How many lines of these entries hold the string "党委副书记"? Answer with the number alone.

INFORMATION SUPPLIED:
§ §
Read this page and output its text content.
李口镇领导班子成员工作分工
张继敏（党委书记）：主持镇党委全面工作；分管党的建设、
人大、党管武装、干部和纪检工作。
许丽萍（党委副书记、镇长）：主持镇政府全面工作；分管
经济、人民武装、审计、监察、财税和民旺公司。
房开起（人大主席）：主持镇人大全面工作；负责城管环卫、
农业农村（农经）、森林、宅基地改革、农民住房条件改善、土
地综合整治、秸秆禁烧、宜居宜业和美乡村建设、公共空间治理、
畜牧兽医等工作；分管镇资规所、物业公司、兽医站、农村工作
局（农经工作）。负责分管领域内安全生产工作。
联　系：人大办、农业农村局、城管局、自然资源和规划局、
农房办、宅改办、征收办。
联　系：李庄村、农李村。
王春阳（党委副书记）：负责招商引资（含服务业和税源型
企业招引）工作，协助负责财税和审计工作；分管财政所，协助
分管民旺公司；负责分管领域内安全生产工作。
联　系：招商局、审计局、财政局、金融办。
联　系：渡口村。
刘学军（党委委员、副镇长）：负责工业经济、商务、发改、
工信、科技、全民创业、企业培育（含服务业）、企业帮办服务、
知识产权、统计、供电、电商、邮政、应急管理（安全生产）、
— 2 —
§ §
TASK RESPONSE: 2